WHAT THE TASK ASKS:
Below is a block of records; return all of them exactly, but without the images.

RAW DATA:
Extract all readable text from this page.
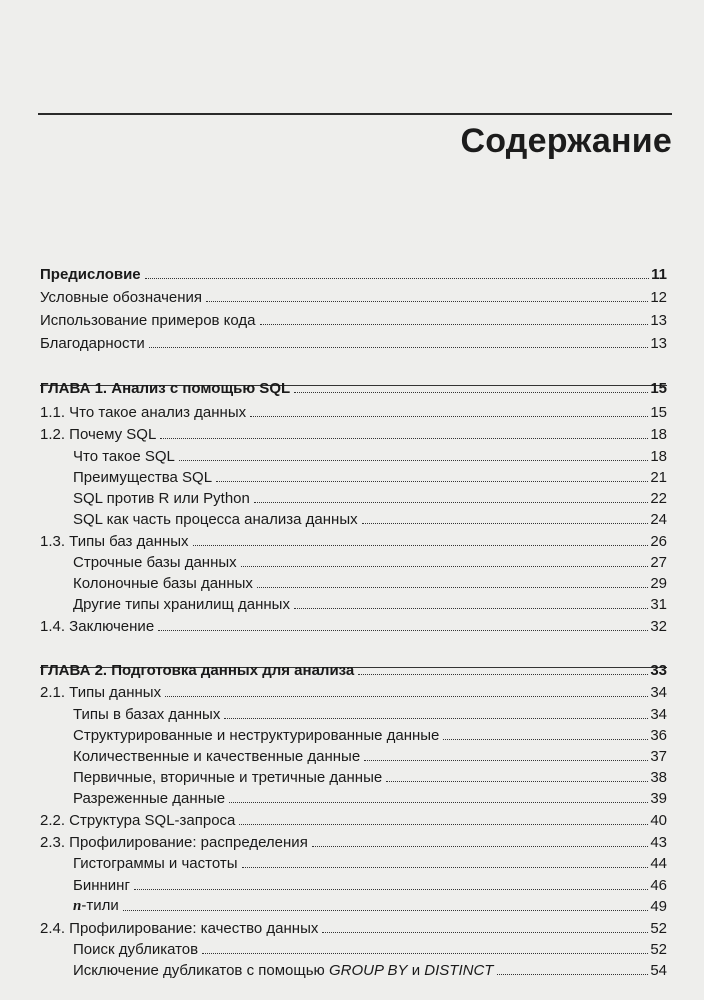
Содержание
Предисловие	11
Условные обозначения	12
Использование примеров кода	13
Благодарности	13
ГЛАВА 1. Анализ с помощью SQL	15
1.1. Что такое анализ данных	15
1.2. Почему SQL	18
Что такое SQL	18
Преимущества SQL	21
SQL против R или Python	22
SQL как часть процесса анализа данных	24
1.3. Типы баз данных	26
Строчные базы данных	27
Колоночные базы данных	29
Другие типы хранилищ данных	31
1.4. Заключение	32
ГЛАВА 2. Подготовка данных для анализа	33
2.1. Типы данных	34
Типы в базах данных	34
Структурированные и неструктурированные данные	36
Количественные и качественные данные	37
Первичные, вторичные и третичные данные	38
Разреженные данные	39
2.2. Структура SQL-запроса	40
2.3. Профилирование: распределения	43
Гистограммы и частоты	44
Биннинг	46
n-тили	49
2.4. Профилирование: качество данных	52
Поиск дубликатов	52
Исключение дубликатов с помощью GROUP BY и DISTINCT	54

RESULT BELOW:
Extract all readable text from this page.
Содержание
Предисловие	11
Условные обозначения	12
Использование примеров кода	13
Благодарности	13
ГЛАВА 1. Анализ с помощью SQL	15
1.1. Что такое анализ данных	15
1.2. Почему SQL	18
Что такое SQL	18
Преимущества SQL	21
SQL против R или Python	22
SQL как часть процесса анализа данных	24
1.3. Типы баз данных	26
Строчные базы данных	27
Колоночные базы данных	29
Другие типы хранилищ данных	31
1.4. Заключение	32
ГЛАВА 2. Подготовка данных для анализа	33
2.1. Типы данных	34
Типы в базах данных	34
Структурированные и неструктурированные данные	36
Количественные и качественные данные	37
Первичные, вторичные и третичные данные	38
Разреженные данные	39
2.2. Структура SQL-запроса	40
2.3. Профилирование: распределения	43
Гистограммы и частоты	44
Биннинг	46
n-тили	49
2.4. Профилирование: качество данных	52
Поиск дубликатов	52
Исключение дубликатов с помощью GROUP BY и DISTINCT	54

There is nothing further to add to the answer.